WHAT NEEDS TO BE DONE:
Gather every line holding the string "поставщиком".

** start DATA PROVIDED **

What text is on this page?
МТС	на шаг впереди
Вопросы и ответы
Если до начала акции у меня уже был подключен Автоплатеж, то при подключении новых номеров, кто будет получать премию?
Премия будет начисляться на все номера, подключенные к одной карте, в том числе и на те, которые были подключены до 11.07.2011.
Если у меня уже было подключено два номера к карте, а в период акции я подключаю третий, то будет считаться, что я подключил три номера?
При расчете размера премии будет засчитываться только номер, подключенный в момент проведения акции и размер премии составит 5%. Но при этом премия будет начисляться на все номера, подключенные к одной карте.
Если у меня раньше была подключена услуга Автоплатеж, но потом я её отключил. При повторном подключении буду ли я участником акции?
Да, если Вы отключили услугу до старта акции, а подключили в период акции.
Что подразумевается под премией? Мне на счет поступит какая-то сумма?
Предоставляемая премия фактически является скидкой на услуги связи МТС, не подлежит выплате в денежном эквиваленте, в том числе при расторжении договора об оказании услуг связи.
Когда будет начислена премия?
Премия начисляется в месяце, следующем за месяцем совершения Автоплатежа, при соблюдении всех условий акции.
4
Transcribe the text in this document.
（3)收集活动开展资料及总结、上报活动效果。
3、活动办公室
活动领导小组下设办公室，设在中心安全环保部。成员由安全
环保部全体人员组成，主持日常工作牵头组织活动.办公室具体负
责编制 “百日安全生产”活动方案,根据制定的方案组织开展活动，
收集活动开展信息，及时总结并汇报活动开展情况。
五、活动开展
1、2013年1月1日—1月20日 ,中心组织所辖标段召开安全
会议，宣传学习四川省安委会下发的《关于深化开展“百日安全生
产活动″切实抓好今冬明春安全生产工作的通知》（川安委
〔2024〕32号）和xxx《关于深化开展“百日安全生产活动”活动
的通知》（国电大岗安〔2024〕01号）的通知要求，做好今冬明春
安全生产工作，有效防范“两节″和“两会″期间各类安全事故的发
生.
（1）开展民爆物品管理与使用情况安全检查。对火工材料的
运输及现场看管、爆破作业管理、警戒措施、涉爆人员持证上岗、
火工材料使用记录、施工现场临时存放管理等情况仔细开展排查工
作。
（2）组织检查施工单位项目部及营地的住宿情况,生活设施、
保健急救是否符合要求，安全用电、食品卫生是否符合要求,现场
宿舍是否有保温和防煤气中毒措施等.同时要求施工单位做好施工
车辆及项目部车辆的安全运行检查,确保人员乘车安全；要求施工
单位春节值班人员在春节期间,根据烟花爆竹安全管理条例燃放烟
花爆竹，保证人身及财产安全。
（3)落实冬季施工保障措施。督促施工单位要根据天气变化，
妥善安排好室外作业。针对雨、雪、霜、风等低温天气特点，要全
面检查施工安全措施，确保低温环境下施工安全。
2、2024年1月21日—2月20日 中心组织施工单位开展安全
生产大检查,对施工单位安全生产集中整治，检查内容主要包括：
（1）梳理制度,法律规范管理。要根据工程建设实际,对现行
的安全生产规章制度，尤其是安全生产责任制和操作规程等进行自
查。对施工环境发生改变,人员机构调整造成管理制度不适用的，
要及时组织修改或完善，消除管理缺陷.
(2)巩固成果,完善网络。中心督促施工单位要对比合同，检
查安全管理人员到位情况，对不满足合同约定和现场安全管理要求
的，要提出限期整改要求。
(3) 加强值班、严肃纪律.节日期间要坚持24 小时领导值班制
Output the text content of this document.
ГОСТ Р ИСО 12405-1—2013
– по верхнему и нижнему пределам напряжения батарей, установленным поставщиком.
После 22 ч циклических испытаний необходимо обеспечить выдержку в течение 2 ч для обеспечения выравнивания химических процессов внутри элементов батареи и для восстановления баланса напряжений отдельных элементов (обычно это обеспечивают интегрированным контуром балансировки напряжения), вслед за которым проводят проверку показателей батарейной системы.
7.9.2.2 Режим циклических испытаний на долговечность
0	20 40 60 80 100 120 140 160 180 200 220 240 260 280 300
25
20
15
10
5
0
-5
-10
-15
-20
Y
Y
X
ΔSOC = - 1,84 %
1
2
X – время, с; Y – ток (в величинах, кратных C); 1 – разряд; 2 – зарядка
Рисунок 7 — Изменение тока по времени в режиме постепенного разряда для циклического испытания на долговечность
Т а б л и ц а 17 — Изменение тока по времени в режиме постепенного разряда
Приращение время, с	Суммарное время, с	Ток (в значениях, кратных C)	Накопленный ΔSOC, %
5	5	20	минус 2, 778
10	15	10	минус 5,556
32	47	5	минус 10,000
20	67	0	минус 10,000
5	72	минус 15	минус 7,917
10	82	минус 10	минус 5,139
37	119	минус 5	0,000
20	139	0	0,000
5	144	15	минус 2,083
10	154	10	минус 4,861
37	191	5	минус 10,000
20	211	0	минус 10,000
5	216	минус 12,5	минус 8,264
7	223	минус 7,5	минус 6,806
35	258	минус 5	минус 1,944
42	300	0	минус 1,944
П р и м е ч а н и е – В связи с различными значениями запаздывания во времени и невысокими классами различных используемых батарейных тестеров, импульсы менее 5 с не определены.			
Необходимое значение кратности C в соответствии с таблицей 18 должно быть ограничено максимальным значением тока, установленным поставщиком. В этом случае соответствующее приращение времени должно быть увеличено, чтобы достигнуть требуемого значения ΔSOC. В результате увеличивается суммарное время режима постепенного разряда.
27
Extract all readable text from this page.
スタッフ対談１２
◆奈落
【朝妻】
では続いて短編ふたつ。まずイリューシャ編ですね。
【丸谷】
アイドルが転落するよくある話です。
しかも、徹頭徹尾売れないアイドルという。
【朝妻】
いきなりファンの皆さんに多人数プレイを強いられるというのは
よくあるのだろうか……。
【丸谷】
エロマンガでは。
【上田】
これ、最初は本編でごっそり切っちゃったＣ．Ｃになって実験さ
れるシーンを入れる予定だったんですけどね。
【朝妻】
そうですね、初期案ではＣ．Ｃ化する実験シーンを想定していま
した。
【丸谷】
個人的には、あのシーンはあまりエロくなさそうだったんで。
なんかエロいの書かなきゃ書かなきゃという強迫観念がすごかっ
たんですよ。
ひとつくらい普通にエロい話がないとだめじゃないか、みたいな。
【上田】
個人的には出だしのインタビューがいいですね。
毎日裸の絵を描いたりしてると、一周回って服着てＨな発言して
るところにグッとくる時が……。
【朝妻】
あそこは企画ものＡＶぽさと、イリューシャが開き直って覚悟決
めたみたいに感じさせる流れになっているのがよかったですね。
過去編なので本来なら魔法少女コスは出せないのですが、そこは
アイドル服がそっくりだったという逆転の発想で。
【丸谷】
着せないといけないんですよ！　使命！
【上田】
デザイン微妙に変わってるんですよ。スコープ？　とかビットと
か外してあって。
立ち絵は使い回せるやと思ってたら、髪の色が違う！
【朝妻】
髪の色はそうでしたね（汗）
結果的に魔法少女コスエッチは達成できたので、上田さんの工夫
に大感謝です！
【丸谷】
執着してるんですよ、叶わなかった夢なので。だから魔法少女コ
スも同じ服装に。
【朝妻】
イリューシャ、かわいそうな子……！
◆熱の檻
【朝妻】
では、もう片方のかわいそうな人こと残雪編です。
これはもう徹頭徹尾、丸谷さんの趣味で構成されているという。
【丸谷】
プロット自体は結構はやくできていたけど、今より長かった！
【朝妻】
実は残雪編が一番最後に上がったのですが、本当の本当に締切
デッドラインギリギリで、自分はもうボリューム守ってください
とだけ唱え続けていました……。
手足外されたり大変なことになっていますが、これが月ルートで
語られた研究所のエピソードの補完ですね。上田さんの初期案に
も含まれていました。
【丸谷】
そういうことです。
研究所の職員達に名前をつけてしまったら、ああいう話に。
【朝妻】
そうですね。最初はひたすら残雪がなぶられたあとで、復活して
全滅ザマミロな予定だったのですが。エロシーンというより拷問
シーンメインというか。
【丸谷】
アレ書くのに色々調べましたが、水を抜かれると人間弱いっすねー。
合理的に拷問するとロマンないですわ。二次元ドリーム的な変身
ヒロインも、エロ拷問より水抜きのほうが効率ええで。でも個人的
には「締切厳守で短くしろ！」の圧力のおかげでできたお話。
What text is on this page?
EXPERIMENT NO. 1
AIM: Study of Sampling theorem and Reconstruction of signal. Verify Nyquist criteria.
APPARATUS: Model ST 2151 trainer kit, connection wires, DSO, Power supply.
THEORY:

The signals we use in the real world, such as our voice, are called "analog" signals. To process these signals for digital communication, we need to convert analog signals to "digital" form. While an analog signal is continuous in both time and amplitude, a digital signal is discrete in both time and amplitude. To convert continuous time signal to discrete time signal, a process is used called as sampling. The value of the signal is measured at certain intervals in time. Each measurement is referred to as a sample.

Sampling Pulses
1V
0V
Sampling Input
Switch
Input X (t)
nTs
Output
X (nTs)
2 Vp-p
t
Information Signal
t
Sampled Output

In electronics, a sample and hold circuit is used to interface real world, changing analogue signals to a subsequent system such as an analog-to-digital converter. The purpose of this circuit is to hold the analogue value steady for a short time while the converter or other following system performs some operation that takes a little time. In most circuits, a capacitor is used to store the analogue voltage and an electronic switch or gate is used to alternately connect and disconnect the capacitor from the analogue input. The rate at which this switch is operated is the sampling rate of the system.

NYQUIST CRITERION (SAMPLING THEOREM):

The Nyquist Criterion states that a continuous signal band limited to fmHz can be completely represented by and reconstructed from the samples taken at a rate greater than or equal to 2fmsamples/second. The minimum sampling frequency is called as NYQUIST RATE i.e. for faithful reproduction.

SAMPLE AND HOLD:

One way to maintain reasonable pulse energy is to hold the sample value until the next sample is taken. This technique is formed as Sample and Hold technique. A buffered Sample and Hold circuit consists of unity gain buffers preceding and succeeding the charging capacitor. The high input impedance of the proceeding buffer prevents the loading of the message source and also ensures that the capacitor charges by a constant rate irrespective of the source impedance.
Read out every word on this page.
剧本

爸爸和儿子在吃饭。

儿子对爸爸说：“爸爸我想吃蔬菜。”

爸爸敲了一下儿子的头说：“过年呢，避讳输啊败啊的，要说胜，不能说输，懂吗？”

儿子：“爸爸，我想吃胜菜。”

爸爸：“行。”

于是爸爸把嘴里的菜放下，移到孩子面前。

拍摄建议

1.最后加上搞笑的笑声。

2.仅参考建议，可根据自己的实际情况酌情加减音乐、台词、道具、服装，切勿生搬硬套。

** end DATA PROVIDED **

COMPLETE OUTPUT:
– по верхнему и нижнему пределам напряжения батарей, установленным поставщиком.
Необходимое значение кратности C в соответствии с таблицей 18 должно быть ограничено максимальным значением тока, установленным поставщиком. В этом случае соответствующее приращение времени должно быть увеличено, чтобы достигнуть требуемого значения ΔSOC. В результате увеличивается суммарное время режима постепенного разряда.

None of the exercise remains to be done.